Set problem :: Output all of the entries below precisely as written.

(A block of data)

+++

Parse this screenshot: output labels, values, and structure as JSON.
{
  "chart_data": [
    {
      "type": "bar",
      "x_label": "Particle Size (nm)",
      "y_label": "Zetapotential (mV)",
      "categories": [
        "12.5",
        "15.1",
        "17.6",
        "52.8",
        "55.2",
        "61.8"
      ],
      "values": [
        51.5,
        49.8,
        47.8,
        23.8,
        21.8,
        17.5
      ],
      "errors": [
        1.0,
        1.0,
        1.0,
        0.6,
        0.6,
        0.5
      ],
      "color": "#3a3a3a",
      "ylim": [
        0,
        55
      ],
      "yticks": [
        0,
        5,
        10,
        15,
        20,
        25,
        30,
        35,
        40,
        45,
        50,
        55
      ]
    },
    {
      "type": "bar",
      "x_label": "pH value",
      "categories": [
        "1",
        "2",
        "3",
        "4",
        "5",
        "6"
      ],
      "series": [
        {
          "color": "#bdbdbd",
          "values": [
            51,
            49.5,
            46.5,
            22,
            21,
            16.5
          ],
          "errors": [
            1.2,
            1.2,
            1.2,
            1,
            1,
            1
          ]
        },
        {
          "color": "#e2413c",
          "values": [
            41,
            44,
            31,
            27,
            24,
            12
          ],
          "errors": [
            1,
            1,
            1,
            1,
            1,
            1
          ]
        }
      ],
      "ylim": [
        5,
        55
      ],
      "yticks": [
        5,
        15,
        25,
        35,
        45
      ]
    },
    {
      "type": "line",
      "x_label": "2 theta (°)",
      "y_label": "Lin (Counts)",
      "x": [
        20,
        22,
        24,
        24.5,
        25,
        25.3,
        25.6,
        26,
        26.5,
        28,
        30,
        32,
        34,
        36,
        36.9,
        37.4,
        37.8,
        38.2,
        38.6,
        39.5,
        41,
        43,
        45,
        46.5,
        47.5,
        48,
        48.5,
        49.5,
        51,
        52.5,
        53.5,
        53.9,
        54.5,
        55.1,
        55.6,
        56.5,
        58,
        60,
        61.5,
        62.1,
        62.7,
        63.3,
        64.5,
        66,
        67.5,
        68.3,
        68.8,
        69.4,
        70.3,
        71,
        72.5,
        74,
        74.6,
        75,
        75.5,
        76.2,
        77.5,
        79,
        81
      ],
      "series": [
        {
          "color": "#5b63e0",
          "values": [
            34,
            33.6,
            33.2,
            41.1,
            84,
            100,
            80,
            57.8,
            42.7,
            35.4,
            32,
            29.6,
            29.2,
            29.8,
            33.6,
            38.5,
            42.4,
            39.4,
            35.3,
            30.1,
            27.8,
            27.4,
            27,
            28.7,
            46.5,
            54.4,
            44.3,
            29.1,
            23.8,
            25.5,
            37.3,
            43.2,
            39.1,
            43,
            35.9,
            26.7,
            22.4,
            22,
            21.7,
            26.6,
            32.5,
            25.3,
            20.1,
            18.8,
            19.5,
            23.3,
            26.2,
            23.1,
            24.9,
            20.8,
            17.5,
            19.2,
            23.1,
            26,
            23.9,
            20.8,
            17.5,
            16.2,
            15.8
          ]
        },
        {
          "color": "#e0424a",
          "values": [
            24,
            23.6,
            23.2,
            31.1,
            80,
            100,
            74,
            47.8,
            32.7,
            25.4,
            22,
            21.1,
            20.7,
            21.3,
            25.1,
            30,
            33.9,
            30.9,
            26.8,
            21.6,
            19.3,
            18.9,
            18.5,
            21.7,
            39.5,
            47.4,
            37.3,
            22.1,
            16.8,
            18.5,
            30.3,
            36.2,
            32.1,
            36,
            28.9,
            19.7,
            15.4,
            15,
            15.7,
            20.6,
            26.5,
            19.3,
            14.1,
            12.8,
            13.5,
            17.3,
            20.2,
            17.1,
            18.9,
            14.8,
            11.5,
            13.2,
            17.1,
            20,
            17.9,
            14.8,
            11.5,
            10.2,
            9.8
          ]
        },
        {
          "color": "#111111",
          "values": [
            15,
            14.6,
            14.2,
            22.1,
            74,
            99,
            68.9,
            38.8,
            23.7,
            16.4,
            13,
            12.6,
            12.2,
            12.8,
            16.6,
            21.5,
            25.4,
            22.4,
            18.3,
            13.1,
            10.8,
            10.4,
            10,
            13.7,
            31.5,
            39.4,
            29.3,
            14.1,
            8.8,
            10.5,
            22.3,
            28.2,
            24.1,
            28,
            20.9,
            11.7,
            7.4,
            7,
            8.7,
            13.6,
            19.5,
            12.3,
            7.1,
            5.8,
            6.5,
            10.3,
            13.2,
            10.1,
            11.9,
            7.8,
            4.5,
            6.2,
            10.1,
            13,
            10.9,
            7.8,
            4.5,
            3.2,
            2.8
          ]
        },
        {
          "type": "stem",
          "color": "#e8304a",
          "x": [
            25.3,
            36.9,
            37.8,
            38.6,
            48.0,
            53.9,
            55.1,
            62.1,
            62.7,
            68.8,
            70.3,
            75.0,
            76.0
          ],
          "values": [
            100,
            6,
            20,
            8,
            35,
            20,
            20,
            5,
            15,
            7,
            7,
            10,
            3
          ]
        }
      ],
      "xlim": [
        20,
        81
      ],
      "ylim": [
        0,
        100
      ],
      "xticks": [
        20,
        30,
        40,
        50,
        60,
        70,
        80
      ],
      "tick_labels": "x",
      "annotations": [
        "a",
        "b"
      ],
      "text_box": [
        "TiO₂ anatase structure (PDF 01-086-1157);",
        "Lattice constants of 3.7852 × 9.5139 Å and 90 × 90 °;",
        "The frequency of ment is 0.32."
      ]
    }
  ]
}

+++

Expected output ::
Parse this screenshot: output labels, values, and structure as JSON.
{
  "chart_data": [
    {
      "type": "bar",
      "x_label": "Particle Size (nm)",
      "y_label": "Zetapotential (mV)",
      "categories": [
        "12.5",
        "15.1",
        "17.6",
        "52.8",
        "55.2",
        "61.8"
      ],
      "values": [
        51.5,
        49.8,
        47.8,
        23.8,
        21.8,
        17.5
      ],
      "errors": [
        1.0,
        1.0,
        1.0,
        0.6,
        0.6,
        0.5
      ],
      "color": "#3a3a3a",
      "ylim": [
        0,
        55
      ],
      "yticks": [
        0,
        5,
        10,
        15,
        20,
        25,
        30,
        35,
        40,
        45,
        50,
        55
      ]
    },
    {
      "type": "bar",
      "x_label": "pH value",
      "categories": [
        "1",
        "2",
        "3",
        "4",
        "5",
        "6"
      ],
      "series": [
        {
          "color": "#bdbdbd",
          "values": [
            51,
            49.5,
            46.5,
            22,
            21,
            16.5
          ],
          "errors": [
            1.2,
            1.2,
            1.2,
            1,
            1,
            1
          ]
        },
        {
          "color": "#e2413c",
          "values": [
            41,
            44,
            31,
            27,
            24,
            12
          ],
          "errors": [
            1,
            1,
            1,
            1,
            1,
            1
          ]
        }
      ],
      "ylim": [
        5,
        55
      ],
      "yticks": [
        5,
        15,
        25,
        35,
        45
      ]
    },
    {
      "type": "line",
      "x_label": "2 theta (°)",
      "y_label": "Lin (Counts)",
      "x": [
        20,
        22,
        24,
        24.5,
        25,
        25.3,
        25.6,
        26,
        26.5,
        28,
        30,
        32,
        34,
        36,
        36.9,
        37.4,
        37.8,
        38.2,
        38.6,
        39.5,
        41,
        43,
        45,
        46.5,
        47.5,
        48,
        48.5,
        49.5,
        51,
        52.5,
        53.5,
        53.9,
        54.5,
        55.1,
        55.6,
        56.5,
        58,
        60,
        61.5,
        62.1,
        62.7,
        63.3,
        64.5,
        66,
        67.5,
        68.3,
        68.8,
        69.4,
        70.3,
        71,
        72.5,
        74,
        74.6,
        75,
        75.5,
        76.2,
        77.5,
        79,
        81
      ],
      "series": [
        {
          "color": "#5b63e0",
          "values": [
            34,
            33.6,
            33.2,
            41.1,
            84,
            100,
            80,
            57.8,
            42.7,
            35.4,
            32,
            29.6,
            29.2,
            29.8,
            33.6,
            38.5,
            42.4,
            39.4,
            35.3,
            30.1,
            27.8,
            27.4,
            27,
            28.7,
            46.5,
            54.4,
            44.3,
            29.1,
            23.8,
            25.5,
            37.3,
            43.2,
            39.1,
            43,
            35.9,
            26.7,
            22.4,
            22,
            21.7,
            26.6,
            32.5,
            25.3,
            20.1,
            18.8,
            19.5,
            23.3,
            26.2,
            23.1,
            24.9,
            20.8,
            17.5,
            19.2,
            23.1,
            26,
            23.9,
            20.8,
            17.5,
            16.2,
            15.8
          ]
        },
        {
          "color": "#e0424a",
          "values": [
            24,
            23.6,
            23.2,
            31.1,
            80,
            100,
            74,
            47.8,
            32.7,
            25.4,
            22,
            21.1,
            20.7,
            21.3,
            25.1,
            30,
            33.9,
            30.9,
            26.8,
            21.6,
            19.3,
            18.9,
            18.5,
            21.7,
            39.5,
            47.4,
            37.3,
            22.1,
            16.8,
            18.5,
            30.3,
            36.2,
            32.1,
            36,
            28.9,
            19.7,
            15.4,
            15,
            15.7,
            20.6,
            26.5,
            19.3,
            14.1,
            12.8,
            13.5,
            17.3,
            20.2,
            17.1,
            18.9,
            14.8,
            11.5,
            13.2,
            17.1,
            20,
            17.9,
            14.8,
            11.5,
            10.2,
            9.8
          ]
        },
        {
          "color": "#111111",
          "values": [
            15,
            14.6,
            14.2,
            22.1,
            74,
            99,
            68.9,
            38.8,
            23.7,
            16.4,
            13,
            12.6,
            12.2,
            12.8,
            16.6,
            21.5,
            25.4,
            22.4,
            18.3,
            13.1,
            10.8,
            10.4,
            10,
            13.7,
            31.5,
            39.4,
            29.3,
            14.1,
            8.8,
            10.5,
            22.3,
            28.2,
            24.1,
            28,
            20.9,
            11.7,
            7.4,
            7,
            8.7,
            13.6,
            19.5,
            12.3,
            7.1,
            5.8,
            6.5,
            10.3,
            13.2,
            10.1,
            11.9,
            7.8,
            4.5,
            6.2,
            10.1,
            13,
            10.9,
            7.8,
            4.5,
            3.2,
            2.8
          ]
        },
        {
          "type": "stem",
          "color": "#e8304a",
          "x": [
            25.3,
            36.9,
            37.8,
            38.6,
            48.0,
            53.9,
            55.1,
            62.1,
            62.7,
            68.8,
            70.3,
            75.0,
            76.0
          ],
          "values": [
            100,
            6,
            20,
            8,
            35,
            20,
            20,
            5,
            15,
            7,
            7,
            10,
            3
          ]
        }
      ],
      "xlim": [
        20,
        81
      ],
      "ylim": [
        0,
        100
      ],
      "xticks": [
        20,
        30,
        40,
        50,
        60,
        70,
        80
      ],
      "tick_labels": "x",
      "annotations": [
        "a",
        "b"
      ],
      "text_box": [
        "TiO₂ anatase structure (PDF 01-086-1157);",
        "Lattice constants of 3.7852 × 9.5139 Å and 90 × 90 °;",
        "The frequency of ment is 0.32."
      ]
    }
  ]
}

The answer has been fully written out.